■ **The task**: Repeat the whole listing below, word for word.
▼▼▼
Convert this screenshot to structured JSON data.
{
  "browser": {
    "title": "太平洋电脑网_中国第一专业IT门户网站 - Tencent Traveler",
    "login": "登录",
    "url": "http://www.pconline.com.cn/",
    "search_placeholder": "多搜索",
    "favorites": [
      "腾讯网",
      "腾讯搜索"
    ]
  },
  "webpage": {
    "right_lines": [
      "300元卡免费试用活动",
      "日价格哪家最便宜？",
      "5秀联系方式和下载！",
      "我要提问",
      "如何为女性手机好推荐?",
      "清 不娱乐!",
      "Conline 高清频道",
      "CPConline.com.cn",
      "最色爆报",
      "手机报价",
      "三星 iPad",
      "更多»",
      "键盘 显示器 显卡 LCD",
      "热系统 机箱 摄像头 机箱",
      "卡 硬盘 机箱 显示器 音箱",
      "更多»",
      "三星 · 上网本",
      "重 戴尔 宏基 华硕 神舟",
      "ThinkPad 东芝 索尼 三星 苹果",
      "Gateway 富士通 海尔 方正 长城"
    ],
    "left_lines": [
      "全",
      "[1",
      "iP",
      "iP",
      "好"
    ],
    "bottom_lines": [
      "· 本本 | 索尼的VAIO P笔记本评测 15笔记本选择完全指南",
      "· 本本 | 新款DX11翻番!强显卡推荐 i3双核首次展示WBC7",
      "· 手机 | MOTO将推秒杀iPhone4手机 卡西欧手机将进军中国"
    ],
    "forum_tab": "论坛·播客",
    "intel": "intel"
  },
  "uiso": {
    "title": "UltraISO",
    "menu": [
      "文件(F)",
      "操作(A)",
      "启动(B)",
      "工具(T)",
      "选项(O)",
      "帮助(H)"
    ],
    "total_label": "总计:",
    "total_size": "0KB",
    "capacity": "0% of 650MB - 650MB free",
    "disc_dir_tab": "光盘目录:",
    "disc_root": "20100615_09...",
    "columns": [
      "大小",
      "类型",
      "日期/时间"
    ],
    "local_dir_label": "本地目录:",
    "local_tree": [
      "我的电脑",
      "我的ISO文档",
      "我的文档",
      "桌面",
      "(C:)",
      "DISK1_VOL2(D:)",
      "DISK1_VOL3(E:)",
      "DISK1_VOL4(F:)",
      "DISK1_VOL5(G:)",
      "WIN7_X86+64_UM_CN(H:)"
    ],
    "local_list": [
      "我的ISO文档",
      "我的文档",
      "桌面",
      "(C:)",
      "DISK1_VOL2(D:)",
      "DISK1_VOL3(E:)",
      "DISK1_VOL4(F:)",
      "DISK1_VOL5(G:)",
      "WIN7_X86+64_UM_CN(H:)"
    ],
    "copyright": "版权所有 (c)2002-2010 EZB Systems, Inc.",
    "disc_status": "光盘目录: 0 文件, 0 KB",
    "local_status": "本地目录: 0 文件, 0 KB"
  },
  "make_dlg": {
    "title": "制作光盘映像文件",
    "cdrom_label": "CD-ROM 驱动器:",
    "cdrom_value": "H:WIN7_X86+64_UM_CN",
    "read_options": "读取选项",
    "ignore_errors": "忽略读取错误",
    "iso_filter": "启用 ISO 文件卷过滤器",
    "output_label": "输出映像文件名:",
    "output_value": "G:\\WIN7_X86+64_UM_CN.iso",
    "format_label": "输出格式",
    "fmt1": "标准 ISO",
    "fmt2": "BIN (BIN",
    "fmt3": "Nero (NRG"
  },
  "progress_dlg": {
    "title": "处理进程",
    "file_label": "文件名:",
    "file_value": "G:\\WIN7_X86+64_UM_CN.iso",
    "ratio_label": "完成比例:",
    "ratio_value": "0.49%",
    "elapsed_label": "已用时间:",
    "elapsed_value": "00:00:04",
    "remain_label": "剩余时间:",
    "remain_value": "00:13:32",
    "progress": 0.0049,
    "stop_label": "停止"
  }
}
▲▲▲
■ **Written answer**:
Convert this screenshot to structured JSON data.
{
  "browser": {
    "title": "太平洋电脑网_中国第一专业IT门户网站 - Tencent Traveler",
    "login": "登录",
    "url": "http://www.pconline.com.cn/",
    "search_placeholder": "多搜索",
    "favorites": [
      "腾讯网",
      "腾讯搜索"
    ]
  },
  "webpage": {
    "right_lines": [
      "300元卡免费试用活动",
      "日价格哪家最便宜？",
      "5秀联系方式和下载！",
      "我要提问",
      "如何为女性手机好推荐?",
      "清 不娱乐!",
      "Conline 高清频道",
      "CPConline.com.cn",
      "最色爆报",
      "手机报价",
      "三星 iPad",
      "更多»",
      "键盘 显示器 显卡 LCD",
      "热系统 机箱 摄像头 机箱",
      "卡 硬盘 机箱 显示器 音箱",
      "更多»",
      "三星 · 上网本",
      "重 戴尔 宏基 华硕 神舟",
      "ThinkPad 东芝 索尼 三星 苹果",
      "Gateway 富士通 海尔 方正 长城"
    ],
    "left_lines": [
      "全",
      "[1",
      "iP",
      "iP",
      "好"
    ],
    "bottom_lines": [
      "· 本本 | 索尼的VAIO P笔记本评测 15笔记本选择完全指南",
      "· 本本 | 新款DX11翻番!强显卡推荐 i3双核首次展示WBC7",
      "· 手机 | MOTO将推秒杀iPhone4手机 卡西欧手机将进军中国"
    ],
    "forum_tab": "论坛·播客",
    "intel": "intel"
  },
  "uiso": {
    "title": "UltraISO",
    "menu": [
      "文件(F)",
      "操作(A)",
      "启动(B)",
      "工具(T)",
      "选项(O)",
      "帮助(H)"
    ],
    "total_label": "总计:",
    "total_size": "0KB",
    "capacity": "0% of 650MB - 650MB free",
    "disc_dir_tab": "光盘目录:",
    "disc_root": "20100615_09...",
    "columns": [
      "大小",
      "类型",
      "日期/时间"
    ],
    "local_dir_label": "本地目录:",
    "local_tree": [
      "我的电脑",
      "我的ISO文档",
      "我的文档",
      "桌面",
      "(C:)",
      "DISK1_VOL2(D:)",
      "DISK1_VOL3(E:)",
      "DISK1_VOL4(F:)",
      "DISK1_VOL5(G:)",
      "WIN7_X86+64_UM_CN(H:)"
    ],
    "local_list": [
      "我的ISO文档",
      "我的文档",
      "桌面",
      "(C:)",
      "DISK1_VOL2(D:)",
      "DISK1_VOL3(E:)",
      "DISK1_VOL4(F:)",
      "DISK1_VOL5(G:)",
      "WIN7_X86+64_UM_CN(H:)"
    ],
    "copyright": "版权所有 (c)2002-2010 EZB Systems, Inc.",
    "disc_status": "光盘目录: 0 文件, 0 KB",
    "local_status": "本地目录: 0 文件, 0 KB"
  },
  "make_dlg": {
    "title": "制作光盘映像文件",
    "cdrom_label": "CD-ROM 驱动器:",
    "cdrom_value": "H:WIN7_X86+64_UM_CN",
    "read_options": "读取选项",
    "ignore_errors": "忽略读取错误",
    "iso_filter": "启用 ISO 文件卷过滤器",
    "output_label": "输出映像文件名:",
    "output_value": "G:\\WIN7_X86+64_UM_CN.iso",
    "format_label": "输出格式",
    "fmt1": "标准 ISO",
    "fmt2": "BIN (BIN",
    "fmt3": "Nero (NRG"
  },
  "progress_dlg": {
    "title": "处理进程",
    "file_label": "文件名:",
    "file_value": "G:\\WIN7_X86+64_UM_CN.iso",
    "ratio_label": "完成比例:",
    "ratio_value": "0.49%",
    "elapsed_label": "已用时间:",
    "elapsed_value": "00:00:04",
    "remain_label": "剩余时间:",
    "remain_value": "00:13:32",
    "progress": 0.0049,
    "stop_label": "停止"
  }
}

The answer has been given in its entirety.